## Aim of the exercise
Collect every line below that contains the word "removable".
--- Start ---
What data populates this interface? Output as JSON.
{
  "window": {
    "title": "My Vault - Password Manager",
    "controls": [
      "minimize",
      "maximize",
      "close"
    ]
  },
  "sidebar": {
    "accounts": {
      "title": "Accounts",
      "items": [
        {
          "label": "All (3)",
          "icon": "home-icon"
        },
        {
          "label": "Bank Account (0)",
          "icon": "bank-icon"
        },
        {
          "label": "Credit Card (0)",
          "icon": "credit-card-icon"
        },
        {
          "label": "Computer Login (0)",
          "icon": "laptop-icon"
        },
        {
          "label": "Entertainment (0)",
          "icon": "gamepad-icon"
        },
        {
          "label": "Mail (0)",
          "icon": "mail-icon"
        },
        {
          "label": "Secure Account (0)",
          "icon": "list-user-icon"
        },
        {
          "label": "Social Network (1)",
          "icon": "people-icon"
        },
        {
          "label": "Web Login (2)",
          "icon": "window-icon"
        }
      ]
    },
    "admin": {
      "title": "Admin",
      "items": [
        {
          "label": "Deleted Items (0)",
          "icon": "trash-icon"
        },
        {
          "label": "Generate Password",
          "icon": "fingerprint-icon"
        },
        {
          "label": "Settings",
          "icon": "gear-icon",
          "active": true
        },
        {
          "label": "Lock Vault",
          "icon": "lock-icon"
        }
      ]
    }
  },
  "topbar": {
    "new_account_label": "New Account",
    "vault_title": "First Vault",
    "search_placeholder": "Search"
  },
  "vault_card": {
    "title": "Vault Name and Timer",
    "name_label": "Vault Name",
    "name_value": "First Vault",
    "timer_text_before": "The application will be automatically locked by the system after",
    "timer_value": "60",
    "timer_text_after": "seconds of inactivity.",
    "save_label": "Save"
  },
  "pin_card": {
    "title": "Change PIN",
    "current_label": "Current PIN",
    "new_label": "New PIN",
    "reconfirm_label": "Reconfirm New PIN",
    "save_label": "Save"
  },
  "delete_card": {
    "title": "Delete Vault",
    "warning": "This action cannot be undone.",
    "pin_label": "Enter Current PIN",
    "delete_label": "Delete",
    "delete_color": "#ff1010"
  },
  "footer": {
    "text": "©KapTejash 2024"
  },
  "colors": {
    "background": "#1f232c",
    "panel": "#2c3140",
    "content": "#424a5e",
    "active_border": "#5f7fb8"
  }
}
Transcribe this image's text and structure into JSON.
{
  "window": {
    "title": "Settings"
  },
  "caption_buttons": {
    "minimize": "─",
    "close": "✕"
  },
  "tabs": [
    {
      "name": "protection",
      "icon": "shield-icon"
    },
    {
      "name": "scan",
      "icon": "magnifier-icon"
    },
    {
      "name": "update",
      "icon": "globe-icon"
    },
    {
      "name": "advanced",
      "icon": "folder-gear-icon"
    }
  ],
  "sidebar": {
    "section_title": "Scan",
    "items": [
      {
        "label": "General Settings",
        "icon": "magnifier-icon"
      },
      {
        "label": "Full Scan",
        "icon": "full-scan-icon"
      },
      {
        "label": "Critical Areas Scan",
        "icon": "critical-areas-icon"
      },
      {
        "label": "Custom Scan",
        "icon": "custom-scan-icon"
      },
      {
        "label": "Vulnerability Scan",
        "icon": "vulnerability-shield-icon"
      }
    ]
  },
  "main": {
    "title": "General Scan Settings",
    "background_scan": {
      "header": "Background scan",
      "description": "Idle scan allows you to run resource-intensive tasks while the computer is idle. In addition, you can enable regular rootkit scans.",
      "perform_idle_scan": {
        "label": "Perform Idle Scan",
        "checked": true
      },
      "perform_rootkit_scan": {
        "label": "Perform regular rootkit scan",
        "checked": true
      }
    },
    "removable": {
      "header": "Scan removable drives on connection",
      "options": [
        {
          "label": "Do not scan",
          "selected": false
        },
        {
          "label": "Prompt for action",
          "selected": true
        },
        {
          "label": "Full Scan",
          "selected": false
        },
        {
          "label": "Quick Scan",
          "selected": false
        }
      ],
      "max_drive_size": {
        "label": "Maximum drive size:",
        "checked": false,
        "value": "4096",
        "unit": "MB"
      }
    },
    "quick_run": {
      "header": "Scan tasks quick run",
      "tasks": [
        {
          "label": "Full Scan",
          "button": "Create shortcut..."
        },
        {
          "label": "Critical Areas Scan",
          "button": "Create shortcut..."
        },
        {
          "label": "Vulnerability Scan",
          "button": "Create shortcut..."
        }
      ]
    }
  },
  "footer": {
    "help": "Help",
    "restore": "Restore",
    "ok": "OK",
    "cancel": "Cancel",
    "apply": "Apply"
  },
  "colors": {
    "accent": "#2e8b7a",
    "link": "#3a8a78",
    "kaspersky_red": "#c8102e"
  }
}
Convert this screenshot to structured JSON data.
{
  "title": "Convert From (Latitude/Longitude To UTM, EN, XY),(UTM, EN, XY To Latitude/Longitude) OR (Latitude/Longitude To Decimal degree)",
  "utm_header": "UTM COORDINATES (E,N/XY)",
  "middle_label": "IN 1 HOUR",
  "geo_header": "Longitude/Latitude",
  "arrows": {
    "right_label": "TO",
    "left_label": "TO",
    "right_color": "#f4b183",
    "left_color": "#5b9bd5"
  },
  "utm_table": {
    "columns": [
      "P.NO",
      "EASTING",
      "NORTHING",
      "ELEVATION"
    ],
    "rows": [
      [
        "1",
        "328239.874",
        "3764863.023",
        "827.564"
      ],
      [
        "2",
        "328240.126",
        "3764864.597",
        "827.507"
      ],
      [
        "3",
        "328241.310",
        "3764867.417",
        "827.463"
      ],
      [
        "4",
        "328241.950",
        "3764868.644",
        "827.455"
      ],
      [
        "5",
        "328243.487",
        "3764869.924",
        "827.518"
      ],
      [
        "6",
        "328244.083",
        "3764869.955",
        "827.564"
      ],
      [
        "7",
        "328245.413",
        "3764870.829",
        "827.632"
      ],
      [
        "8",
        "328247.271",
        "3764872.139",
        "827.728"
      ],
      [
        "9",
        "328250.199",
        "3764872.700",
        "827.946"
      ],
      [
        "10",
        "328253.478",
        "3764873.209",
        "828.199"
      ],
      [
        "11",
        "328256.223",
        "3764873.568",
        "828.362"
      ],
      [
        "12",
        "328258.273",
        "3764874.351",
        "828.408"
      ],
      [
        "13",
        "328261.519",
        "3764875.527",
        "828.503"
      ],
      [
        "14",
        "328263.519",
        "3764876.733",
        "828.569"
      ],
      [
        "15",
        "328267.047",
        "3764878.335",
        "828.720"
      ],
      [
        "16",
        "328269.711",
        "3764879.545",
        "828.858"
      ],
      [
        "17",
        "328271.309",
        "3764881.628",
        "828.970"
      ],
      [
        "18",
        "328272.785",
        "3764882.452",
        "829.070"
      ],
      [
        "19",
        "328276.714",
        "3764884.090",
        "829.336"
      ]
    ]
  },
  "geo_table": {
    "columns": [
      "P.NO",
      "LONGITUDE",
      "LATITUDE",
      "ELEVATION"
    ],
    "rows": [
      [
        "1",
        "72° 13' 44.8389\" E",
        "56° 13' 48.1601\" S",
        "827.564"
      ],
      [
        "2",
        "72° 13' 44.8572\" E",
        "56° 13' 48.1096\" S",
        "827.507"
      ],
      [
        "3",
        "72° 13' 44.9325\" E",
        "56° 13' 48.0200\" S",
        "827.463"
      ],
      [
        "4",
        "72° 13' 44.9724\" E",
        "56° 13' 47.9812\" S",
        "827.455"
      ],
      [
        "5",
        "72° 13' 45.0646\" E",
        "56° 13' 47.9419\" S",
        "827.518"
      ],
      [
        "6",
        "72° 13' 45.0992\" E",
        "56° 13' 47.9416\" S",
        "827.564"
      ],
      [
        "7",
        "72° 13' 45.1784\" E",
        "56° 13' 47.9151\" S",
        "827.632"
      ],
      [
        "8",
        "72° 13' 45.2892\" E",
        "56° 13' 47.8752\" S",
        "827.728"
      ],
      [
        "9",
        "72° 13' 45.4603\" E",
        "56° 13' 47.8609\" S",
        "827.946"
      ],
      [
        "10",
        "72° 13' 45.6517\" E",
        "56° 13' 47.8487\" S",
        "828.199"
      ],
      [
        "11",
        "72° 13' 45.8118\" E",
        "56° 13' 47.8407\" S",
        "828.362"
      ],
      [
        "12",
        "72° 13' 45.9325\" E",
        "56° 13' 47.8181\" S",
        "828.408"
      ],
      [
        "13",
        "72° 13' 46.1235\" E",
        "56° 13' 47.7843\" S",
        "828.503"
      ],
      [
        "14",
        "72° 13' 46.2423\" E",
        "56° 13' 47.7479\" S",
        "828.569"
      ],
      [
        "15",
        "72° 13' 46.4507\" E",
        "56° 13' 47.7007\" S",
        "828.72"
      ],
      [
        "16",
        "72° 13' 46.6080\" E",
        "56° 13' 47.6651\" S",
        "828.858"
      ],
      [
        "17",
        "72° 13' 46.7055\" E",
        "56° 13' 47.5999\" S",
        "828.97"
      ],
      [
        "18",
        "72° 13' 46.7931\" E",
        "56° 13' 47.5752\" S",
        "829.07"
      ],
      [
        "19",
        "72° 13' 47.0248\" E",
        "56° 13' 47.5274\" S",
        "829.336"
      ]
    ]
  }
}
--- End ---
## Correct result
    "removable": {
      "header": "Scan removable drives on connection",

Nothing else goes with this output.